Extracts from a graphics dataset

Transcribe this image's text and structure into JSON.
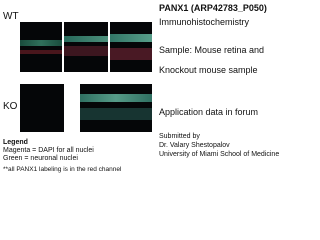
{
  "panels": {
    "wt_label": "WT",
    "ko_label": "KO"
  },
  "legend": {
    "title": "Legend",
    "lines": [
      "Magenta = DAPI for all nuclei",
      "Green = neuronal nuclei"
    ],
    "note": "**all PANX1 labeling is in the red channel"
  },
  "info": {
    "title": "PANX1 (ARP42783_P050)",
    "method": "Immunohistochemistry",
    "sample": [
      "Sample: Mouse retina and",
      "Knockout mouse sample"
    ],
    "application": "Application data in forum",
    "submitted": [
      "Submitted by",
      "Dr. Valary Shestopalov",
      "University of Miami School of Medicine"
    ]
  }
}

Written instruction: Return the listing above word for word, with the pictures removed.

Expected answer:
Transcribe this image's text and structure into JSON.
{
  "panels": {
    "wt_label": "WT",
    "ko_label": "KO"
  },
  "legend": {
    "title": "Legend",
    "lines": [
      "Magenta = DAPI for all nuclei",
      "Green = neuronal nuclei"
    ],
    "note": "**all PANX1 labeling is in the red channel"
  },
  "info": {
    "title": "PANX1 (ARP42783_P050)",
    "method": "Immunohistochemistry",
    "sample": [
      "Sample: Mouse retina and",
      "Knockout mouse sample"
    ],
    "application": "Application data in forum",
    "submitted": [
      "Submitted by",
      "Dr. Valary Shestopalov",
      "University of Miami School of Medicine"
    ]
  }
}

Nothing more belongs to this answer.